* [Stated task]: Please copy, unchanged, every line of the entries from the first one through the line that contains "province-card-gansu[interactable]: 考生报名 （62）甘肃省", with both ends included.

* [Exercise data]:
* * * * * * *

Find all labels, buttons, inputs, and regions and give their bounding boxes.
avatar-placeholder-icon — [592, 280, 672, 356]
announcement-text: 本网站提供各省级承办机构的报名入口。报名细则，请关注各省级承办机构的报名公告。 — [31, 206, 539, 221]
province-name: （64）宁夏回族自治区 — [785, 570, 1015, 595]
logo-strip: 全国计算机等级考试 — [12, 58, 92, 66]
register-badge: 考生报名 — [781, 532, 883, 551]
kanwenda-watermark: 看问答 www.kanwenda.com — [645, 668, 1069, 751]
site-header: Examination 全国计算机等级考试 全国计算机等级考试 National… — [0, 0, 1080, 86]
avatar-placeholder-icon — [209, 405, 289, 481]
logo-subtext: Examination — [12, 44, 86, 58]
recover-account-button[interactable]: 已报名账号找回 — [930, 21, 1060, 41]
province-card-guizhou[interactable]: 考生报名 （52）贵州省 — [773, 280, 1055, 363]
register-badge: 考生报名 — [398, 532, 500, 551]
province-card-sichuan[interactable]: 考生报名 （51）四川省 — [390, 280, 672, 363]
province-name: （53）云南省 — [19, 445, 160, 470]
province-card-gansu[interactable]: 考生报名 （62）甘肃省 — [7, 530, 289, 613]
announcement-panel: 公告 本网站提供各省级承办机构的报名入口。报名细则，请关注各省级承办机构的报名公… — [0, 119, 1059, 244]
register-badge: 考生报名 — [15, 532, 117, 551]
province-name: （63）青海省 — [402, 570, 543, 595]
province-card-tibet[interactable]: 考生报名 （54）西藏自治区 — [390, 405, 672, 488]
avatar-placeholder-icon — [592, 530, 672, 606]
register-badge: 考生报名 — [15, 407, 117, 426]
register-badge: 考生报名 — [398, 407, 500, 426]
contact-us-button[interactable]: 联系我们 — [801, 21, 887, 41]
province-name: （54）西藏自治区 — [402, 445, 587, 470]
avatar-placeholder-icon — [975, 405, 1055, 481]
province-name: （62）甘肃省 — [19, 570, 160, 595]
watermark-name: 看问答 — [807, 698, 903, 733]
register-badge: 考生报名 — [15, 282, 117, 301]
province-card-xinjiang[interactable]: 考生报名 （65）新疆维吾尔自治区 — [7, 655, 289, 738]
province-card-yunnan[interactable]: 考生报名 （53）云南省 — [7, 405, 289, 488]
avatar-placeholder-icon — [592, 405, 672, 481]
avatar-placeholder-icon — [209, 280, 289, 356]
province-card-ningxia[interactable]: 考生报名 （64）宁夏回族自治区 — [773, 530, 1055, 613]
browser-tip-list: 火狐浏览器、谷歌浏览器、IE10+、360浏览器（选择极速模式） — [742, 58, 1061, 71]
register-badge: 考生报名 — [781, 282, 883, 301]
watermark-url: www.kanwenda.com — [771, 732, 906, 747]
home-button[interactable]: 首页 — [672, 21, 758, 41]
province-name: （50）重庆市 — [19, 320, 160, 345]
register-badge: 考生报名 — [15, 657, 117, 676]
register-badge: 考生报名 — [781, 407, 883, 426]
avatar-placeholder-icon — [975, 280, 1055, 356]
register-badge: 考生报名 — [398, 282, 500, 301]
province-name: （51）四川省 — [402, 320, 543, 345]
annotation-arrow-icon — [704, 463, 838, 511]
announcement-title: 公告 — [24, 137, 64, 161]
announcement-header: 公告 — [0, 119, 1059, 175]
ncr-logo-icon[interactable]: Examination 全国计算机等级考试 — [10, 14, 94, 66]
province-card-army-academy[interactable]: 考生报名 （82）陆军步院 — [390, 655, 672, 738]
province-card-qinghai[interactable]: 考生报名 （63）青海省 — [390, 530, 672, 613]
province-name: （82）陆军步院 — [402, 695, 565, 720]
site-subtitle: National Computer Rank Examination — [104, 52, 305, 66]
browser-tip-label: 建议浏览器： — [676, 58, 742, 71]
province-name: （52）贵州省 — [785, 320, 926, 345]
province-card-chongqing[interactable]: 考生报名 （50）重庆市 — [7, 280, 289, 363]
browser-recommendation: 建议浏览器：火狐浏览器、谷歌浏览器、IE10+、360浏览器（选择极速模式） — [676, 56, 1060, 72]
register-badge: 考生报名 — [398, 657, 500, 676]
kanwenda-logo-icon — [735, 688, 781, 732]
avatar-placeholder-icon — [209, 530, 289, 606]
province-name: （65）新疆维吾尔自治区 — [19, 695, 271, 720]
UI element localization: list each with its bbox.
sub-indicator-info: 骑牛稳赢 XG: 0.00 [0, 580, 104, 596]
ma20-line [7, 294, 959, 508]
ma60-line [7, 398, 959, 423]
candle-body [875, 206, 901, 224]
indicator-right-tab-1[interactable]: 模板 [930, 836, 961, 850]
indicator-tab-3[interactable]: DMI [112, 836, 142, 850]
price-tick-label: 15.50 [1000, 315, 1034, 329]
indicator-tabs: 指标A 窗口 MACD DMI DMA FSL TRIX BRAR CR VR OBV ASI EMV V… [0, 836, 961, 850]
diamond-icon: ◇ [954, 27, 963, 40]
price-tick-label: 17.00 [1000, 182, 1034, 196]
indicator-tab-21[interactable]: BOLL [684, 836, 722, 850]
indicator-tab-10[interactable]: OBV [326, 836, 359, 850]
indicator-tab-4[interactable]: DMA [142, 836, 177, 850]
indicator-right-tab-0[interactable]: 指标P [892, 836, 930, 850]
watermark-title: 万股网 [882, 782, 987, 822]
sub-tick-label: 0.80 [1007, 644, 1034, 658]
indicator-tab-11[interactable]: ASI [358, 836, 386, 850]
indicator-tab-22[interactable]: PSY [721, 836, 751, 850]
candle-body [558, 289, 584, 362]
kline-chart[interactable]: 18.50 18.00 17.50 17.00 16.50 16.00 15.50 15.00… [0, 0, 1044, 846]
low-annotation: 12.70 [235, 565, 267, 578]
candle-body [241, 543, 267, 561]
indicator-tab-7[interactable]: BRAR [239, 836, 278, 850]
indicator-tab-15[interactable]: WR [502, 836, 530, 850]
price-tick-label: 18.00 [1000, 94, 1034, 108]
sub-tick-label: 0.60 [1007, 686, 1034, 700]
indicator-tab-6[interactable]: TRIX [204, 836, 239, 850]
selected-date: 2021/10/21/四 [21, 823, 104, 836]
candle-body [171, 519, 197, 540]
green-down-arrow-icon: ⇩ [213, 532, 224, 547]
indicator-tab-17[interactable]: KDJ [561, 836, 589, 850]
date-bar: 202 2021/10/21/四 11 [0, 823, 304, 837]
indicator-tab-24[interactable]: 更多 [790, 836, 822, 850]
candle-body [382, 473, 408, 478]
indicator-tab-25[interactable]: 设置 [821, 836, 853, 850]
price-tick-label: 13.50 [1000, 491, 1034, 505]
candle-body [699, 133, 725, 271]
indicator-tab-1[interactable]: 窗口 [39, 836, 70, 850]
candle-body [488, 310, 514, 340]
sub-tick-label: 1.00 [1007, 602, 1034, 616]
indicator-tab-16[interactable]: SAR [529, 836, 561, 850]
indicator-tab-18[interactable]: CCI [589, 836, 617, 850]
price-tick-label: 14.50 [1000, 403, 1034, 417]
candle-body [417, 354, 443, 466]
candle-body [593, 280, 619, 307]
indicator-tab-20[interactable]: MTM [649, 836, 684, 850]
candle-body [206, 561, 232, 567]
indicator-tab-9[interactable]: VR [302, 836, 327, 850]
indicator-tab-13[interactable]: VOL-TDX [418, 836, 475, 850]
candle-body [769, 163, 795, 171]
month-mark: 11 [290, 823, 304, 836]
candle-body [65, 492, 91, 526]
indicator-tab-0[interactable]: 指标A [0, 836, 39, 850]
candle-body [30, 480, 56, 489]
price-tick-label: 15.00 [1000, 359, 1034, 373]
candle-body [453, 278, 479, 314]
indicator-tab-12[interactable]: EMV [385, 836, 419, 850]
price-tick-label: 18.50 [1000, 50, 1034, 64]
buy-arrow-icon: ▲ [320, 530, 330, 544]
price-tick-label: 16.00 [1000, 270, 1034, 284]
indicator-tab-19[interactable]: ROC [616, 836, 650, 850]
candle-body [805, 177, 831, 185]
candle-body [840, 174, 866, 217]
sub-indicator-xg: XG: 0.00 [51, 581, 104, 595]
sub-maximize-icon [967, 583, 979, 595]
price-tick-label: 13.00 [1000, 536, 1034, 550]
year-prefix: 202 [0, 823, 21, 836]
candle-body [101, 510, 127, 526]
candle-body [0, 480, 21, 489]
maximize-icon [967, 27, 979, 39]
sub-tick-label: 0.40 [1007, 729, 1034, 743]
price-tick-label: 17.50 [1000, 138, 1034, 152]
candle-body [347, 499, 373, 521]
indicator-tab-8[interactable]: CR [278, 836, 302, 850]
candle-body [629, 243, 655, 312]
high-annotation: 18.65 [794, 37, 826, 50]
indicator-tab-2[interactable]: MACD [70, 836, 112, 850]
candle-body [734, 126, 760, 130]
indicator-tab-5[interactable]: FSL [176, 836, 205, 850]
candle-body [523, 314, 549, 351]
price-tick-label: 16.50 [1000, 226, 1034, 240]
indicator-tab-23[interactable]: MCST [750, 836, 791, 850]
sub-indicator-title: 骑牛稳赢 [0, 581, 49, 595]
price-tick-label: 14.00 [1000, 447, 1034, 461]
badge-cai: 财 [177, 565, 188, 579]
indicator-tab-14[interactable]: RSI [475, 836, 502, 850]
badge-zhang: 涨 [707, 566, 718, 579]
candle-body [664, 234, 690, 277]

* * * * * * *

* [Answer to the exercise]:
Find all labels, buttons, inputs, and regions and give their bounding boxes.
avatar-placeholder-icon — [592, 280, 672, 356]
announcement-text: 本网站提供各省级承办机构的报名入口。报名细则，请关注各省级承办机构的报名公告。 — [31, 206, 539, 221]
province-name: （64）宁夏回族自治区 — [785, 570, 1015, 595]
logo-strip: 全国计算机等级考试 — [12, 58, 92, 66]
register-badge: 考生报名 — [781, 532, 883, 551]
kanwenda-watermark: 看问答 www.kanwenda.com — [645, 668, 1069, 751]
site-header: Examination 全国计算机等级考试 全国计算机等级考试 National… — [0, 0, 1080, 86]
avatar-placeholder-icon — [209, 405, 289, 481]
logo-subtext: Examination — [12, 44, 86, 58]
recover-account-button[interactable]: 已报名账号找回 — [930, 21, 1060, 41]
province-card-guizhou[interactable]: 考生报名 （52）贵州省 — [773, 280, 1055, 363]
register-badge: 考生报名 — [398, 532, 500, 551]
province-card-sichuan[interactable]: 考生报名 （51）四川省 — [390, 280, 672, 363]
province-name: （53）云南省 — [19, 445, 160, 470]
province-card-gansu[interactable]: 考生报名 （62）甘肃省 — [7, 530, 289, 613]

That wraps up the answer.